Saved data entries
+-------+
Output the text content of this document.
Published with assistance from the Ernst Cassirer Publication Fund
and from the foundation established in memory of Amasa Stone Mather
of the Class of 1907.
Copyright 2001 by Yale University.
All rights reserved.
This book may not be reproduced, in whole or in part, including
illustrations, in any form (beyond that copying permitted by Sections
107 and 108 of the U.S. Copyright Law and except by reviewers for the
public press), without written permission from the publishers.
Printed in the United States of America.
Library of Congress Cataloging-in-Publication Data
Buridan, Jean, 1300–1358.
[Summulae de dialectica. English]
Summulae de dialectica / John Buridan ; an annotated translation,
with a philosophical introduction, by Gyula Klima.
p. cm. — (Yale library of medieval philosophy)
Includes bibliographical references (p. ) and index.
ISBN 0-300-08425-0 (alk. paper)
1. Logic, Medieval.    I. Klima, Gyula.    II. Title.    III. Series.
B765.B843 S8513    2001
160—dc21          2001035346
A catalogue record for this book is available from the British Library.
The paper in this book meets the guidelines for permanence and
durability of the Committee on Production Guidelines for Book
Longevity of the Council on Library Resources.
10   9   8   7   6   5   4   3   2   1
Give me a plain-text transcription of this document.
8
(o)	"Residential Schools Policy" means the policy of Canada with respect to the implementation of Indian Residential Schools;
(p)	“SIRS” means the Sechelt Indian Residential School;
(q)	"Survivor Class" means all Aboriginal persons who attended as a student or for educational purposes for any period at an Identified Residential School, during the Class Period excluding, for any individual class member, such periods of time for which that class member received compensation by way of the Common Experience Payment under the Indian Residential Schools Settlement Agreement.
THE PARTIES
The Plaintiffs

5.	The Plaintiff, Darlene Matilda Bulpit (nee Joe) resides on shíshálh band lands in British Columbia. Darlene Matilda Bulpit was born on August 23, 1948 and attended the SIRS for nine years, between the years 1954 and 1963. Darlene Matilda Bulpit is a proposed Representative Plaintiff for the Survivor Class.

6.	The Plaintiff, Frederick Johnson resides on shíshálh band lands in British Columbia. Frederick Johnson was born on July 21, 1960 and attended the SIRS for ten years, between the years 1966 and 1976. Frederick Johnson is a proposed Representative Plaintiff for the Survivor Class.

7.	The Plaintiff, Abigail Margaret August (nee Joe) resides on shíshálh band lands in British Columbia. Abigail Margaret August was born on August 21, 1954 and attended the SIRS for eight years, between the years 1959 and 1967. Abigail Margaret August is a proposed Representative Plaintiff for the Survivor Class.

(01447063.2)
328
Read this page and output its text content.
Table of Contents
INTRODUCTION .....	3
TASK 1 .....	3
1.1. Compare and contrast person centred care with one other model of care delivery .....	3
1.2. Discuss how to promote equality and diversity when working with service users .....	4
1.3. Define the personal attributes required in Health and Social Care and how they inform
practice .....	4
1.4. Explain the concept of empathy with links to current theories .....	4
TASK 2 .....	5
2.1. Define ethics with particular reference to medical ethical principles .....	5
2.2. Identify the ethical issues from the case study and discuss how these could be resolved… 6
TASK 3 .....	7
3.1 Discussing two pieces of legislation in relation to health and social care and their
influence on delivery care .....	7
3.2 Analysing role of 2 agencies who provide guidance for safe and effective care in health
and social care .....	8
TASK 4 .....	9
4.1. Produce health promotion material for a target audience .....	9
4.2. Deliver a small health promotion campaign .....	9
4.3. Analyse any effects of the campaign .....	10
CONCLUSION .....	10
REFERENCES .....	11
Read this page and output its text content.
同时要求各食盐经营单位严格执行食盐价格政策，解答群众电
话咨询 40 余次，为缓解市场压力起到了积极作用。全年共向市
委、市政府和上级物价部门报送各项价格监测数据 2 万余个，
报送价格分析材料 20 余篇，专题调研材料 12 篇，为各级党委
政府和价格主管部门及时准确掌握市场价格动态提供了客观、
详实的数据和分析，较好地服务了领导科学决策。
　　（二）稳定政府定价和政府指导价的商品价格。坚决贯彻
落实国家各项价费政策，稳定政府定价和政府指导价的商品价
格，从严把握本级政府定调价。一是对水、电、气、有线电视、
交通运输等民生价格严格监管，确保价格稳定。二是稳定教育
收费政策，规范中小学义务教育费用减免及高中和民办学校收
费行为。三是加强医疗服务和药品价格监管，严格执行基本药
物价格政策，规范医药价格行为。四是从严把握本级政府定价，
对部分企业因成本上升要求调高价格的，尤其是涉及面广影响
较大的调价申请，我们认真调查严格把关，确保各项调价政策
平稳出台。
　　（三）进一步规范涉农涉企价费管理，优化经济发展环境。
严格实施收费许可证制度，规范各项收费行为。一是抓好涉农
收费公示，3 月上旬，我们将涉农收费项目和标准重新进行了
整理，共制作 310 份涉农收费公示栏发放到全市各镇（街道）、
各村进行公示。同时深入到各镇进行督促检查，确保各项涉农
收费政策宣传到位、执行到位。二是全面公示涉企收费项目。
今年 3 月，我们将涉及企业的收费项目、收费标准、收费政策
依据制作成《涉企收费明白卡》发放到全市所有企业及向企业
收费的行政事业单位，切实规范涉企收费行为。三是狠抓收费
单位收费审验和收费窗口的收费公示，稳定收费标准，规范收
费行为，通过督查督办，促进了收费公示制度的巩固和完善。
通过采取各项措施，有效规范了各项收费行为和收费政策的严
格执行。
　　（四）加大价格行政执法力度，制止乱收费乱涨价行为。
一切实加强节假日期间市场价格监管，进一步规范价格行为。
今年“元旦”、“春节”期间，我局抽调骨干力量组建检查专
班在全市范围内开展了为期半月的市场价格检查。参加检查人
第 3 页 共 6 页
+-------+
=== Exercise prompt ===
Copy every line from the records above that contains the word "Summulae".

=== Exercise solution ===
[Summulae de dialectica. English]
Summulae de dialectica / John Buridan ; an annotated translation,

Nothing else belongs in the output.